[SHORT EXERCISE] Transcribe every entry word for word, but skip the images.

□ □ □ □ □ □ □

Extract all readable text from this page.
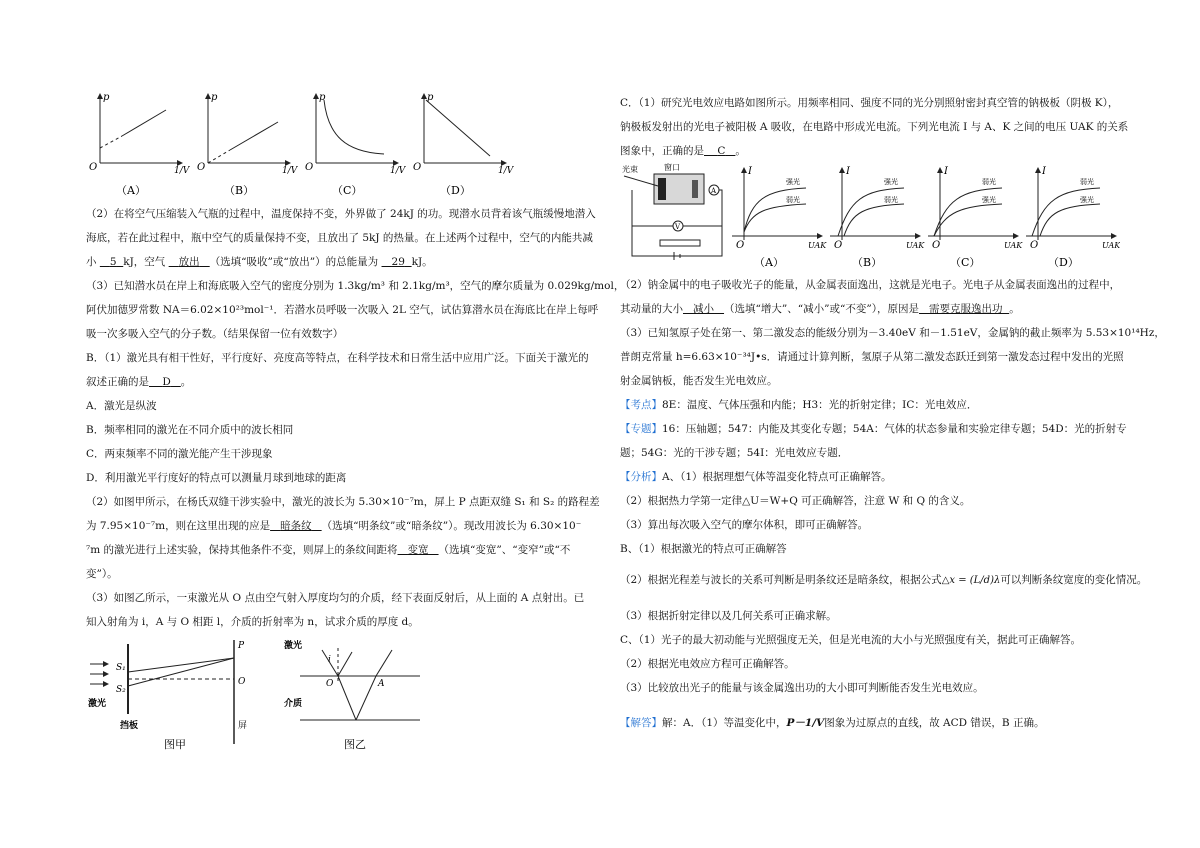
p
O	1/V
（A）
p
O	1/V
（B）
p
O	1/V
（C）
p
O	1/V
（D）
（2）在将空气压缩装入气瓶的过程中，温度保持不变，外界做了 24kJ 的功。现潜水员背着该气瓶缓慢地潜入
海底，若在此过程中，瓶中空气的质量保持不变，且放出了 5kJ 的热量。在上述两个过程中，空气的内能共减
小 5 kJ，空气 放出 （选填“吸收”或“放出”）的总能量为 29 kJ。
（3）已知潜水员在岸上和海底吸入空气的密度分别为 1.3kg/m³ 和 2.1kg/m³，空气的摩尔质量为 0.029kg/mol，
阿伏加德罗常数 NA＝6.02×10²³mol⁻¹．若潜水员呼吸一次吸入 2L 空气，试估算潜水员在海底比在岸上每呼
吸一次多吸入空气的分子数。（结果保留一位有效数字）
B．（1）激光具有相干性好，平行度好、亮度高等特点，在科学技术和日常生活中应用广泛。下面关于激光的
叙述正确的是 D 。
A．激光是纵波
B．频率相同的激光在不同介质中的波长相同
C．两束频率不同的激光能产生干涉现象
D．利用激光平行度好的特点可以测量月球到地球的距离
（2）如图甲所示，在杨氏双缝干涉实验中，激光的波长为 5.30×10⁻⁷m，屏上 P 点距双缝 S₁ 和 S₂ 的路程差
为 7.95×10⁻⁷m，则在这里出现的应是 暗条纹 （选填“明条纹”或“暗条纹”）。现改用波长为 6.30×10⁻
⁷m 的激光进行上述实验，保持其他条件不变，则屏上的条纹间距将 变宽 （选填“变宽”、“变窄”或“不
变”）。
（3）如图乙所示，一束激光从 O 点由空气射入厚度均匀的介质，经下表面反射后，从上面的 A 点射出。已
知入射角为 i，A 与 O 相距 l，介质的折射率为 n，试求介质的厚度 d。
S₁
S₂
P
O
激光
挡板	屏
图甲
激光
i
O	A
介质
图乙
C．（1）研究光电效应电路如图所示。用频率相同、强度不同的光分别照射密封真空管的钠极板（阴极 K），
钠极板发射出的光电子被阳极 A 吸收，在电路中形成光电流。下列光电流 I 与 A、K 之间的电压 UAK 的关系
图象中，正确的是 C 。
光束	窗口
A
V
I
O	UAK
强光
弱光
（A）
I
O	UAK
强光
弱光
（B）
I
O	UAK
弱光
强光
（C）
I
O	UAK
弱光
强光
（D）
（2）钠金属中的电子吸收光子的能量，从金属表面逸出，这就是光电子。光电子从金属表面逸出的过程中，
其动量的大小 减小 （选填“增大”、“减小”或“不变”），原因是 需要克服逸出功 。
（3）已知氢原子处在第一、第二激发态的能级分别为－3.40eV 和－1.51eV，金属钠的截止频率为 5.53×10¹⁴Hz，
普朗克常量 h=6.63×10⁻³⁴J•s．请通过计算判断，氢原子从第二激发态跃迁到第一激发态过程中发出的光照
射金属钠板，能否发生光电效应。
【考点】8E：温度、气体压强和内能；H3：光的折射定律；IC：光电效应．
【专题】16：压轴题；547：内能及其变化专题；54A：气体的状态参量和实验定律专题；54D：光的折射专
题；54G：光的干涉专题；54I：光电效应专题．
【分析】A、（1）根据理想气体等温变化特点可正确解答。
（2）根据热力学第一定律△U＝W+Q 可正确解答，注意 W 和 Q 的含义。
（3）算出每次吸入空气的摩尔体积，即可正确解答。
B、（1）根据激光的特点可正确解答
（2）根据光程差与波长的关系可判断是明条纹还是暗条纹，根据公式△x = (L/d)λ可以判断条纹宽度的变化情况。
（3）根据折射定律以及几何关系可正确求解。
C、（1）光子的最大初动能与光照强度无关，但是光电流的大小与光照强度有关，据此可正确解答。
（2）根据光电效应方程可正确解答。
（3）比较放出光子的能量与该金属逸出功的大小即可判断能否发生光电效应。
【解答】解：A．（1）等温变化中，P－1/V图象为过原点的直线，故 ACD 错误，B 正确。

□ □ □ □ □ □ □

[WORKED SOLUTION]
Extract all readable text from this page.
p
O	1/V
（A）
p
O	1/V
（B）
p
O	1/V
（C）
p
O	1/V
（D）
（2）在将空气压缩装入气瓶的过程中，温度保持不变，外界做了 24kJ 的功。现潜水员背着该气瓶缓慢地潜入
海底，若在此过程中，瓶中空气的质量保持不变，且放出了 5kJ 的热量。在上述两个过程中，空气的内能共减
小 5 kJ，空气 放出 （选填“吸收”或“放出”）的总能量为 29 kJ。
（3）已知潜水员在岸上和海底吸入空气的密度分别为 1.3kg/m³ 和 2.1kg/m³，空气的摩尔质量为 0.029kg/mol，
阿伏加德罗常数 NA＝6.02×10²³mol⁻¹．若潜水员呼吸一次吸入 2L 空气，试估算潜水员在海底比在岸上每呼
吸一次多吸入空气的分子数。（结果保留一位有效数字）
B．（1）激光具有相干性好，平行度好、亮度高等特点，在科学技术和日常生活中应用广泛。下面关于激光的
叙述正确的是 D 。
A．激光是纵波
B．频率相同的激光在不同介质中的波长相同
C．两束频率不同的激光能产生干涉现象
D．利用激光平行度好的特点可以测量月球到地球的距离
（2）如图甲所示，在杨氏双缝干涉实验中，激光的波长为 5.30×10⁻⁷m，屏上 P 点距双缝 S₁ 和 S₂ 的路程差
为 7.95×10⁻⁷m，则在这里出现的应是 暗条纹 （选填“明条纹”或“暗条纹”）。现改用波长为 6.30×10⁻
⁷m 的激光进行上述实验，保持其他条件不变，则屏上的条纹间距将 变宽 （选填“变宽”、“变窄”或“不
变”）。
（3）如图乙所示，一束激光从 O 点由空气射入厚度均匀的介质，经下表面反射后，从上面的 A 点射出。已
知入射角为 i，A 与 O 相距 l，介质的折射率为 n，试求介质的厚度 d。
S₁
S₂
P
O
激光
挡板	屏
图甲
激光
i
O	A
介质
图乙
C．（1）研究光电效应电路如图所示。用频率相同、强度不同的光分别照射密封真空管的钠极板（阴极 K），
钠极板发射出的光电子被阳极 A 吸收，在电路中形成光电流。下列光电流 I 与 A、K 之间的电压 UAK 的关系
图象中，正确的是 C 。
光束	窗口
A
V
I
O	UAK
强光
弱光
（A）
I
O	UAK
强光
弱光
（B）
I
O	UAK
弱光
强光
（C）
I
O	UAK
弱光
强光
（D）
（2）钠金属中的电子吸收光子的能量，从金属表面逸出，这就是光电子。光电子从金属表面逸出的过程中，
其动量的大小 减小 （选填“增大”、“减小”或“不变”），原因是 需要克服逸出功 。
（3）已知氢原子处在第一、第二激发态的能级分别为－3.40eV 和－1.51eV，金属钠的截止频率为 5.53×10¹⁴Hz，
普朗克常量 h=6.63×10⁻³⁴J•s．请通过计算判断，氢原子从第二激发态跃迁到第一激发态过程中发出的光照
射金属钠板，能否发生光电效应。
【考点】8E：温度、气体压强和内能；H3：光的折射定律；IC：光电效应．
【专题】16：压轴题；547：内能及其变化专题；54A：气体的状态参量和实验定律专题；54D：光的折射专
题；54G：光的干涉专题；54I：光电效应专题．
【分析】A、（1）根据理想气体等温变化特点可正确解答。
（2）根据热力学第一定律△U＝W+Q 可正确解答，注意 W 和 Q 的含义。
（3）算出每次吸入空气的摩尔体积，即可正确解答。
B、（1）根据激光的特点可正确解答
（2）根据光程差与波长的关系可判断是明条纹还是暗条纹，根据公式△x = (L/d)λ可以判断条纹宽度的变化情况。
（3）根据折射定律以及几何关系可正确求解。
C、（1）光子的最大初动能与光照强度无关，但是光电流的大小与光照强度有关，据此可正确解答。
（2）根据光电效应方程可正确解答。
（3）比较放出光子的能量与该金属逸出功的大小即可判断能否发生光电效应。
【解答】解：A．（1）等温变化中，P－1/V图象为过原点的直线，故 ACD 错误，B 正确。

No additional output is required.